Data entries for graphics
>> begin

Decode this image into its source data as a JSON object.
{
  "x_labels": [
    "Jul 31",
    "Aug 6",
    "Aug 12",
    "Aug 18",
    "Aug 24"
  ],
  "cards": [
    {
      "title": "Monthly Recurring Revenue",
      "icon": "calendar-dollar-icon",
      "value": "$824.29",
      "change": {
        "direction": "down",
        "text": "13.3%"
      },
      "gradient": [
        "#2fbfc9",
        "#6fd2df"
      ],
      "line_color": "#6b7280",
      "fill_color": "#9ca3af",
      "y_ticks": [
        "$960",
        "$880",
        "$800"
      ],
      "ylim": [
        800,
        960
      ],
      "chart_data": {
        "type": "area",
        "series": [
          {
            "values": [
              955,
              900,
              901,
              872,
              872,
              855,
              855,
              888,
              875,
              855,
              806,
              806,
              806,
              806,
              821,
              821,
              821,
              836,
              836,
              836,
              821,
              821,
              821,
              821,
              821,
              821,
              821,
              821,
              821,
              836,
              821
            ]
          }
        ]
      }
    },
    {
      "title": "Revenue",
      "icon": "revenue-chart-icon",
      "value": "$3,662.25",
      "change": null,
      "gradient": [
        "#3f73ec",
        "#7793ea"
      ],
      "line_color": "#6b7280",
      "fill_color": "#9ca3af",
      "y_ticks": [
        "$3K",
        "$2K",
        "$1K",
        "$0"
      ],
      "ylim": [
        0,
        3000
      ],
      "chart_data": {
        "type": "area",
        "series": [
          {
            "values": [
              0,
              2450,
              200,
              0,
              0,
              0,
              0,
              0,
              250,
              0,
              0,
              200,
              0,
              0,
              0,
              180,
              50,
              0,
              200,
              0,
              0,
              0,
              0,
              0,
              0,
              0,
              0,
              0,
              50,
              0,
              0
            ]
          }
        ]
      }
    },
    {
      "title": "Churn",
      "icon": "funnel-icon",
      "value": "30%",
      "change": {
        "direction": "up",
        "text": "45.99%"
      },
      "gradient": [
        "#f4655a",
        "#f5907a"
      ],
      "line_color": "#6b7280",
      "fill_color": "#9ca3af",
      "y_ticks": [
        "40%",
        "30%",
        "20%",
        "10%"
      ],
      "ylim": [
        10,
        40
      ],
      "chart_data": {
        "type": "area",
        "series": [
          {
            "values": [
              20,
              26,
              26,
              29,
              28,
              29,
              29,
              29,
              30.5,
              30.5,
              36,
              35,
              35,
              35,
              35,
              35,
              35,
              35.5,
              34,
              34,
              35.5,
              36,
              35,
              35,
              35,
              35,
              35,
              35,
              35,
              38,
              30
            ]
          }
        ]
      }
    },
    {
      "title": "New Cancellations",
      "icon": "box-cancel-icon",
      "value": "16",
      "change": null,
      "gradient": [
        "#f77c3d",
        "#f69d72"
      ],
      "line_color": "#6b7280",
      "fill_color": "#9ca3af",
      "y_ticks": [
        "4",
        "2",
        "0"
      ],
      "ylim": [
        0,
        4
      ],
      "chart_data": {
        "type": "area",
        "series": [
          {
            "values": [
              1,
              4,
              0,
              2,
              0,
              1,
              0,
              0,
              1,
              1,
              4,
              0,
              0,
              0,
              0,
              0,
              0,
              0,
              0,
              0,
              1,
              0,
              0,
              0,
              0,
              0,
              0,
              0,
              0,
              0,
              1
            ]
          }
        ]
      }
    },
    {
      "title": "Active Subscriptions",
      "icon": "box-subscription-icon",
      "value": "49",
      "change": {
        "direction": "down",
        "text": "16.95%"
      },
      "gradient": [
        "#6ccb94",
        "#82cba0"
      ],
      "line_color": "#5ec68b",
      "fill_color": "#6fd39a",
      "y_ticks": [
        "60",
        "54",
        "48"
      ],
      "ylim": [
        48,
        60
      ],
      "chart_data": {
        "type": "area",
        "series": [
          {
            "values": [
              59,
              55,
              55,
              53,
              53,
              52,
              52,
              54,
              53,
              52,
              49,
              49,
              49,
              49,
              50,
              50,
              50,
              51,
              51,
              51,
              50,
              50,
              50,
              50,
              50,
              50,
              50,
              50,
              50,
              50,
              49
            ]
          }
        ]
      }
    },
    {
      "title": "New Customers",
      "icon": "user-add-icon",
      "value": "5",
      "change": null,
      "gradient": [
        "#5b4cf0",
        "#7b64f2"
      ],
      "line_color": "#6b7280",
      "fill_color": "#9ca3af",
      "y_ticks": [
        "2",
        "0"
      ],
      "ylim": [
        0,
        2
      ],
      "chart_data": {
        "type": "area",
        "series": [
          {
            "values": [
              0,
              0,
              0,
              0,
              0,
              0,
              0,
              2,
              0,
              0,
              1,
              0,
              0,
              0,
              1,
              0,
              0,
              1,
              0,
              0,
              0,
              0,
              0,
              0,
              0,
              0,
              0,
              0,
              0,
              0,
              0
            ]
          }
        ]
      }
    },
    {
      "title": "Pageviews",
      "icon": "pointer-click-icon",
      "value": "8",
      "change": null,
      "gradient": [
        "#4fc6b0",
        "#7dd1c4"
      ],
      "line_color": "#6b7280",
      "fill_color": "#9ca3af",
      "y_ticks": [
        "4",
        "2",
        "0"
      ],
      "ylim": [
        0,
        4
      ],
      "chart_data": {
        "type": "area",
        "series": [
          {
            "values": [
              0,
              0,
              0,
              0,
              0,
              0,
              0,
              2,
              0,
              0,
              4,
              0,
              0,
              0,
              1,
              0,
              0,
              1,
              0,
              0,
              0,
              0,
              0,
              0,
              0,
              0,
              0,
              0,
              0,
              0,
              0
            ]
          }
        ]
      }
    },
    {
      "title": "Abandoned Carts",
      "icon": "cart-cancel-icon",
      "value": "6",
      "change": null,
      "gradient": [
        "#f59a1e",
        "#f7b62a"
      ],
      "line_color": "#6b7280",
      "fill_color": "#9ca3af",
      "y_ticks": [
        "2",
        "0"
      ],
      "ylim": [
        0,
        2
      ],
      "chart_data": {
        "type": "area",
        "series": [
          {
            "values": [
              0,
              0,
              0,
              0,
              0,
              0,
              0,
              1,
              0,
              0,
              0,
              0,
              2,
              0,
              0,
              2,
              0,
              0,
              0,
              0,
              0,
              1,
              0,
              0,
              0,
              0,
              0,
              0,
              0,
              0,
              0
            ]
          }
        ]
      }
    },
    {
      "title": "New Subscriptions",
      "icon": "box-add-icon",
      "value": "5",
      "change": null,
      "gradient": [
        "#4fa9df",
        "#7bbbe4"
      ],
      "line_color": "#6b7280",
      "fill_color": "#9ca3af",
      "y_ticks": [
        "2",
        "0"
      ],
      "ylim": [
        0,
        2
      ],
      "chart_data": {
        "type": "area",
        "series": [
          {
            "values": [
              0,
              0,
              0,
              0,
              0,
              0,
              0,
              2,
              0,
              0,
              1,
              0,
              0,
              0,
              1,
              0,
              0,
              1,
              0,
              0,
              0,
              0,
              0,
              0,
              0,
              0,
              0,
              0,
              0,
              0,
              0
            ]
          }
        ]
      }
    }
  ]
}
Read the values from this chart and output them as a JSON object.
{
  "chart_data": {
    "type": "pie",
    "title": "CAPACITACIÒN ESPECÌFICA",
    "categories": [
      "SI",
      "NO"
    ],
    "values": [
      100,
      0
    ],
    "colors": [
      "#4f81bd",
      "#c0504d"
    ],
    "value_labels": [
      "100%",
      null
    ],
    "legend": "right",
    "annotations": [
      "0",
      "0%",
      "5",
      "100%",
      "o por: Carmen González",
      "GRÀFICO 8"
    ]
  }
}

>> end

**To be done**: Every record above should be copied exactly.

**Complete answer**:
Decode this image into its source data as a JSON object.
{
  "x_labels": [
    "Jul 31",
    "Aug 6",
    "Aug 12",
    "Aug 18",
    "Aug 24"
  ],
  "cards": [
    {
      "title": "Monthly Recurring Revenue",
      "icon": "calendar-dollar-icon",
      "value": "$824.29",
      "change": {
        "direction": "down",
        "text": "13.3%"
      },
      "gradient": [
        "#2fbfc9",
        "#6fd2df"
      ],
      "line_color": "#6b7280",
      "fill_color": "#9ca3af",
      "y_ticks": [
        "$960",
        "$880",
        "$800"
      ],
      "ylim": [
        800,
        960
      ],
      "chart_data": {
        "type": "area",
        "series": [
          {
            "values": [
              955,
              900,
              901,
              872,
              872,
              855,
              855,
              888,
              875,
              855,
              806,
              806,
              806,
              806,
              821,
              821,
              821,
              836,
              836,
              836,
              821,
              821,
              821,
              821,
              821,
              821,
              821,
              821,
              821,
              836,
              821
            ]
          }
        ]
      }
    },
    {
      "title": "Revenue",
      "icon": "revenue-chart-icon",
      "value": "$3,662.25",
      "change": null,
      "gradient": [
        "#3f73ec",
        "#7793ea"
      ],
      "line_color": "#6b7280",
      "fill_color": "#9ca3af",
      "y_ticks": [
        "$3K",
        "$2K",
        "$1K",
        "$0"
      ],
      "ylim": [
        0,
        3000
      ],
      "chart_data": {
        "type": "area",
        "series": [
          {
            "values": [
              0,
              2450,
              200,
              0,
              0,
              0,
              0,
              0,
              250,
              0,
              0,
              200,
              0,
              0,
              0,
              180,
              50,
              0,
              200,
              0,
              0,
              0,
              0,
              0,
              0,
              0,
              0,
              0,
              50,
              0,
              0
            ]
          }
        ]
      }
    },
    {
      "title": "Churn",
      "icon": "funnel-icon",
      "value": "30%",
      "change": {
        "direction": "up",
        "text": "45.99%"
      },
      "gradient": [
        "#f4655a",
        "#f5907a"
      ],
      "line_color": "#6b7280",
      "fill_color": "#9ca3af",
      "y_ticks": [
        "40%",
        "30%",
        "20%",
        "10%"
      ],
      "ylim": [
        10,
        40
      ],
      "chart_data": {
        "type": "area",
        "series": [
          {
            "values": [
              20,
              26,
              26,
              29,
              28,
              29,
              29,
              29,
              30.5,
              30.5,
              36,
              35,
              35,
              35,
              35,
              35,
              35,
              35.5,
              34,
              34,
              35.5,
              36,
              35,
              35,
              35,
              35,
              35,
              35,
              35,
              38,
              30
            ]
          }
        ]
      }
    },
    {
      "title": "New Cancellations",
      "icon": "box-cancel-icon",
      "value": "16",
      "change": null,
      "gradient": [
        "#f77c3d",
        "#f69d72"
      ],
      "line_color": "#6b7280",
      "fill_color": "#9ca3af",
      "y_ticks": [
        "4",
        "2",
        "0"
      ],
      "ylim": [
        0,
        4
      ],
      "chart_data": {
        "type": "area",
        "series": [
          {
            "values": [
              1,
              4,
              0,
              2,
              0,
              1,
              0,
              0,
              1,
              1,
              4,
              0,
              0,
              0,
              0,
              0,
              0,
              0,
              0,
              0,
              1,
              0,
              0,
              0,
              0,
              0,
              0,
              0,
              0,
              0,
              1
            ]
          }
        ]
      }
    },
    {
      "title": "Active Subscriptions",
      "icon": "box-subscription-icon",
      "value": "49",
      "change": {
        "direction": "down",
        "text": "16.95%"
      },
      "gradient": [
        "#6ccb94",
        "#82cba0"
      ],
      "line_color": "#5ec68b",
      "fill_color": "#6fd39a",
      "y_ticks": [
        "60",
        "54",
        "48"
      ],
      "ylim": [
        48,
        60
      ],
      "chart_data": {
        "type": "area",
        "series": [
          {
            "values": [
              59,
              55,
              55,
              53,
              53,
              52,
              52,
              54,
              53,
              52,
              49,
              49,
              49,
              49,
              50,
              50,
              50,
              51,
              51,
              51,
              50,
              50,
              50,
              50,
              50,
              50,
              50,
              50,
              50,
              50,
              49
            ]
          }
        ]
      }
    },
    {
      "title": "New Customers",
      "icon": "user-add-icon",
      "value": "5",
      "change": null,
      "gradient": [
        "#5b4cf0",
        "#7b64f2"
      ],
      "line_color": "#6b7280",
      "fill_color": "#9ca3af",
      "y_ticks": [
        "2",
        "0"
      ],
      "ylim": [
        0,
        2
      ],
      "chart_data": {
        "type": "area",
        "series": [
          {
            "values": [
              0,
              0,
              0,
              0,
              0,
              0,
              0,
              2,
              0,
              0,
              1,
              0,
              0,
              0,
              1,
              0,
              0,
              1,
              0,
              0,
              0,
              0,
              0,
              0,
              0,
              0,
              0,
              0,
              0,
              0,
              0
            ]
          }
        ]
      }
    },
    {
      "title": "Pageviews",
      "icon": "pointer-click-icon",
      "value": "8",
      "change": null,
      "gradient": [
        "#4fc6b0",
        "#7dd1c4"
      ],
      "line_color": "#6b7280",
      "fill_color": "#9ca3af",
      "y_ticks": [
        "4",
        "2",
        "0"
      ],
      "ylim": [
        0,
        4
      ],
      "chart_data": {
        "type": "area",
        "series": [
          {
            "values": [
              0,
              0,
              0,
              0,
              0,
              0,
              0,
              2,
              0,
              0,
              4,
              0,
              0,
              0,
              1,
              0,
              0,
              1,
              0,
              0,
              0,
              0,
              0,
              0,
              0,
              0,
              0,
              0,
              0,
              0,
              0
            ]
          }
        ]
      }
    },
    {
      "title": "Abandoned Carts",
      "icon": "cart-cancel-icon",
      "value": "6",
      "change": null,
      "gradient": [
        "#f59a1e",
        "#f7b62a"
      ],
      "line_color": "#6b7280",
      "fill_color": "#9ca3af",
      "y_ticks": [
        "2",
        "0"
      ],
      "ylim": [
        0,
        2
      ],
      "chart_data": {
        "type": "area",
        "series": [
          {
            "values": [
              0,
              0,
              0,
              0,
              0,
              0,
              0,
              1,
              0,
              0,
              0,
              0,
              2,
              0,
              0,
              2,
              0,
              0,
              0,
              0,
              0,
              1,
              0,
              0,
              0,
              0,
              0,
              0,
              0,
              0,
              0
            ]
          }
        ]
      }
    },
    {
      "title": "New Subscriptions",
      "icon": "box-add-icon",
      "value": "5",
      "change": null,
      "gradient": [
        "#4fa9df",
        "#7bbbe4"
      ],
      "line_color": "#6b7280",
      "fill_color": "#9ca3af",
      "y_ticks": [
        "2",
        "0"
      ],
      "ylim": [
        0,
        2
      ],
      "chart_data": {
        "type": "area",
        "series": [
          {
            "values": [
              0,
              0,
              0,
              0,
              0,
              0,
              0,
              2,
              0,
              0,
              1,
              0,
              0,
              0,
              1,
              0,
              0,
              1,
              0,
              0,
              0,
              0,
              0,
              0,
              0,
              0,
              0,
              0,
              0,
              0,
              0
            ]
          }
        ]
      }
    }
  ]
}
Read the values from this chart and output them as a JSON object.
{
  "chart_data": {
    "type": "pie",
    "title": "CAPACITACIÒN ESPECÌFICA",
    "categories": [
      "SI",
      "NO"
    ],
    "values": [
      100,
      0
    ],
    "colors": [
      "#4f81bd",
      "#c0504d"
    ],
    "value_labels": [
      "100%",
      null
    ],
    "legend": "right",
    "annotations": [
      "0",
      "0%",
      "5",
      "100%",
      "o por: Carmen González",
      "GRÀFICO 8"
    ]
  }
}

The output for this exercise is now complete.